勤怠管理が正確に行われることでテレワークが促進され、柔軟な働き方が広がっています。
参考:リモートでの打刻や人事労務業務が可能に。自由な働き方を実現|ジョブカン勤怠管理 |
KADOKAWA Connected社
KADOKAWAグループへのICTサービス提供を行っているKADOKAWA Connected社では、「SmartHR」の導入し、各種労務手続きの簡略化に成功しました。
従来は社内でしか行うことができなかった入社手続きや年末調整を自宅で行える仕組みを整え、テレワークを促進しています。
参考:テレワークで入社手続きと年末調整を実行。変化に強い人事労務へ|SmartHR |
テレワークの労務管理おすすめツール3選
テレワークの課題を解決するために重要となるのがツール。ここでは労務管理はもちろん、モチベーションまでも管理できるおすすめのツールを紹介します。

## [提供項目]
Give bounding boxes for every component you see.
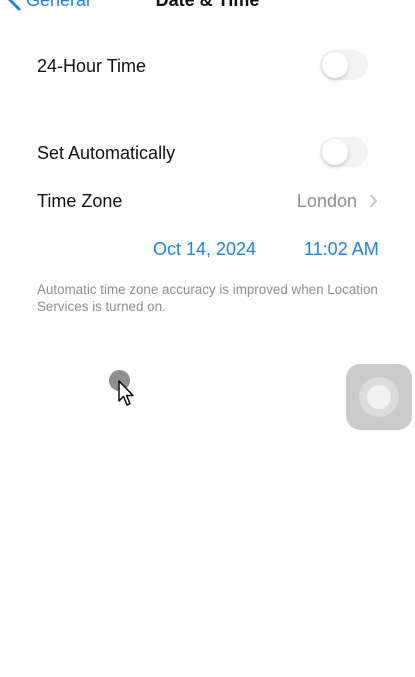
toggle-knob [322,52,348,78]
chevron-right-icon [370,194,377,208]
navigation-bar: General Date & Time [0,0,415,12]
set-automatically-label: Set Automatically [37,143,176,163]
hour24-toggle[interactable] [320,50,368,80]
time-zone-row[interactable]: Time Zone London [0,179,415,223]
hour24-label: 24-Hour Time [37,56,147,76]
date-time-row: Oct 14, 2024 11:02 AM [0,227,415,271]
time-zone-value-button[interactable]: London [297,179,378,223]
assistive-touch-icon [359,377,399,417]
set-automatically-row: Set Automatically [0,131,415,175]
time-picker-button[interactable]: 11:02 AM [304,227,379,271]
assistive-touch-button[interactable] [346,364,412,430]
time-zone-label: Time Zone [37,191,123,211]
toggle-knob [322,139,348,165]
time-zone-value: London [296,190,357,211]
set-automatically-toggle[interactable] [320,137,368,167]
page-title: Date & Time [155,0,260,10]
assistive-touch-core [367,385,391,409]
hour24-row: 24-Hour Time [0,44,415,88]
location-services-footnote: Automatic time zone accuracy is improved… [37,282,378,314]
date-picker-button[interactable]: Oct 14, 2024 [153,227,256,271]
mouse-pointer-icon [118,380,134,406]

## [取り組む課題]
(a) 抜粋に出てくるアルファベットで書かれた語をすべて挙げなさい。同じ語は一度だけ書くこと。
(b) 抜粋のうち、「参考:リモートでの打刻や人事」で始まり「すすめのツールを紹介します。」で終わる部分を一字一句そのまま書き写しなさい。

## [解答]
(a) KADOKAWA、Connected、ICT、SmartHR

(b)
参考:リモートでの打刻や人事労務業務が可能に。自由な働き方を実現|ジョブカン勤怠管理 |
KADOKAWA Connected社
KADOKAWAグループへのICTサービス提供を行っているKADOKAWA Connected社では、「SmartHR」の導入し、各種労務手続きの簡略化に成功しました。
従来は社内でしか行うことができなかった入社手続きや年末調整を自宅で行える仕組みを整え、テレワークを促進しています。
参考:テレワークで入社手続きと年末調整を実行。変化に強い人事労務へ|SmartHR |
テレワークの労務管理おすすめツール3選
テレワークの課題を解決するために重要となるのがツール。ここでは労務管理はもちろん、モチベーションまでも管理できるおすすめのツールを紹介します。